» **Required task**
Nothing in the data should change when you return it, but leave the pictures out.

[Begin]

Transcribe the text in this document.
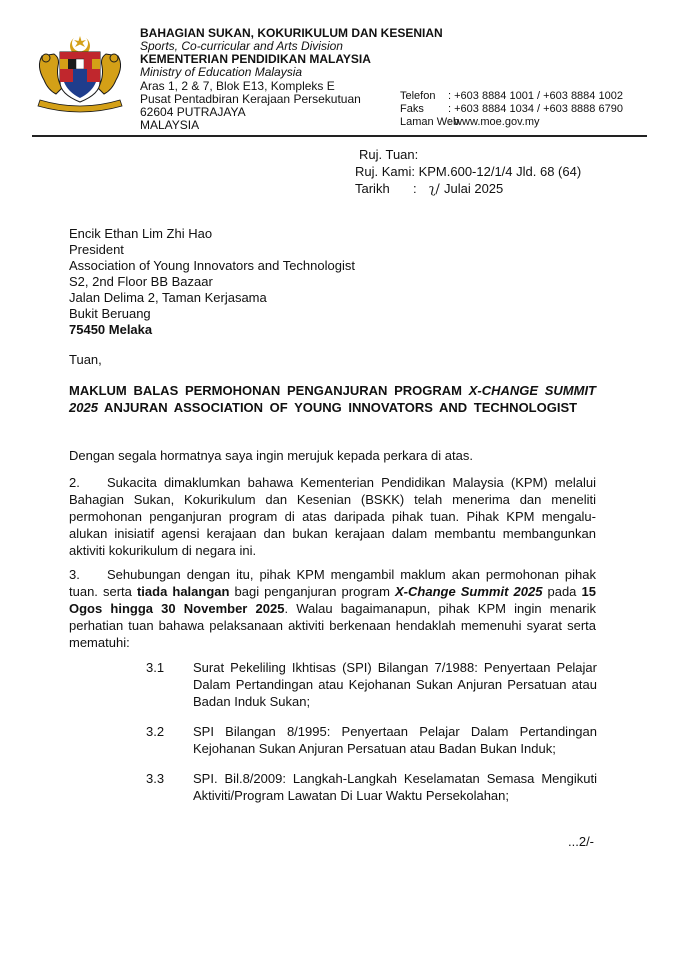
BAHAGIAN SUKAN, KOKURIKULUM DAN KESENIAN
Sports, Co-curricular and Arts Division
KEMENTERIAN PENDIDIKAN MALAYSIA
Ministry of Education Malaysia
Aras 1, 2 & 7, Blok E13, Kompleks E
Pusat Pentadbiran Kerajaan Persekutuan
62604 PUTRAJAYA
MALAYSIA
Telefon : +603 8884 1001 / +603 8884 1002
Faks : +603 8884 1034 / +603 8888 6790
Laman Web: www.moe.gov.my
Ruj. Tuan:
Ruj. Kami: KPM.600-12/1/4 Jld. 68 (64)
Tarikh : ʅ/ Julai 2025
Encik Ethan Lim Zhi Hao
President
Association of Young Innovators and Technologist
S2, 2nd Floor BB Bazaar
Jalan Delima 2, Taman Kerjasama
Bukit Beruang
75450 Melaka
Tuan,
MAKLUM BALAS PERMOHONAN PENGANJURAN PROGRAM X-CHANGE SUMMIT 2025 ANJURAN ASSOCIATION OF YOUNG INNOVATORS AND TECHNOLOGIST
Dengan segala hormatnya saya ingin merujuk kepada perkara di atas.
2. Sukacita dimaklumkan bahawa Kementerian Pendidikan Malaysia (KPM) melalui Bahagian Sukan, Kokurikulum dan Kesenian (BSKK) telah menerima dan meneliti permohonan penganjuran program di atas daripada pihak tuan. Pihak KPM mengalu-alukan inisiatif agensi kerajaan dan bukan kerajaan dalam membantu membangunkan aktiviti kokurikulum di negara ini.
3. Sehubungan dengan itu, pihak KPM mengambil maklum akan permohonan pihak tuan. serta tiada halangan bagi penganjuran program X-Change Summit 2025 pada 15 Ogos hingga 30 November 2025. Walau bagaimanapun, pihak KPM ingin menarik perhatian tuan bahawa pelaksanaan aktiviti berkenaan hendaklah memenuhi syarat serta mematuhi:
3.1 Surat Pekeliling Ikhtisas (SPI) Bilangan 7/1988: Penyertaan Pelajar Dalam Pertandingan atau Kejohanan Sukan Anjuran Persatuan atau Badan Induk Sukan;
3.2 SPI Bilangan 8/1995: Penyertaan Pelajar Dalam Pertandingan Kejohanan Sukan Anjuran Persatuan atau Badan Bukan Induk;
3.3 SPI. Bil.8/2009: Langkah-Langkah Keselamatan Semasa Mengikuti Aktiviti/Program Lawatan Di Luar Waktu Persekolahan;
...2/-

[End]

» **Solution**
Transcribe the text in this document.
BAHAGIAN SUKAN, KOKURIKULUM DAN KESENIAN
Sports, Co-curricular and Arts Division
KEMENTERIAN PENDIDIKAN MALAYSIA
Ministry of Education Malaysia
Aras 1, 2 & 7, Blok E13, Kompleks E
Pusat Pentadbiran Kerajaan Persekutuan
62604 PUTRAJAYA
MALAYSIA
Telefon : +603 8884 1001 / +603 8884 1002
Faks : +603 8884 1034 / +603 8888 6790
Laman Web: www.moe.gov.my
Ruj. Tuan:
Ruj. Kami: KPM.600-12/1/4 Jld. 68 (64)
Tarikh : ʅ/ Julai 2025
Encik Ethan Lim Zhi Hao
President
Association of Young Innovators and Technologist
S2, 2nd Floor BB Bazaar
Jalan Delima 2, Taman Kerjasama
Bukit Beruang
75450 Melaka
Tuan,
MAKLUM BALAS PERMOHONAN PENGANJURAN PROGRAM X-CHANGE SUMMIT 2025 ANJURAN ASSOCIATION OF YOUNG INNOVATORS AND TECHNOLOGIST
Dengan segala hormatnya saya ingin merujuk kepada perkara di atas.
2. Sukacita dimaklumkan bahawa Kementerian Pendidikan Malaysia (KPM) melalui Bahagian Sukan, Kokurikulum dan Kesenian (BSKK) telah menerima dan meneliti permohonan penganjuran program di atas daripada pihak tuan. Pihak KPM mengalu-alukan inisiatif agensi kerajaan dan bukan kerajaan dalam membantu membangunkan aktiviti kokurikulum di negara ini.
3. Sehubungan dengan itu, pihak KPM mengambil maklum akan permohonan pihak tuan. serta tiada halangan bagi penganjuran program X-Change Summit 2025 pada 15 Ogos hingga 30 November 2025. Walau bagaimanapun, pihak KPM ingin menarik perhatian tuan bahawa pelaksanaan aktiviti berkenaan hendaklah memenuhi syarat serta mematuhi:
3.1 Surat Pekeliling Ikhtisas (SPI) Bilangan 7/1988: Penyertaan Pelajar Dalam Pertandingan atau Kejohanan Sukan Anjuran Persatuan atau Badan Induk Sukan;
3.2 SPI Bilangan 8/1995: Penyertaan Pelajar Dalam Pertandingan Kejohanan Sukan Anjuran Persatuan atau Badan Bukan Induk;
3.3 SPI. Bil.8/2009: Langkah-Langkah Keselamatan Semasa Mengikuti Aktiviti/Program Lawatan Di Luar Waktu Persekolahan;
...2/-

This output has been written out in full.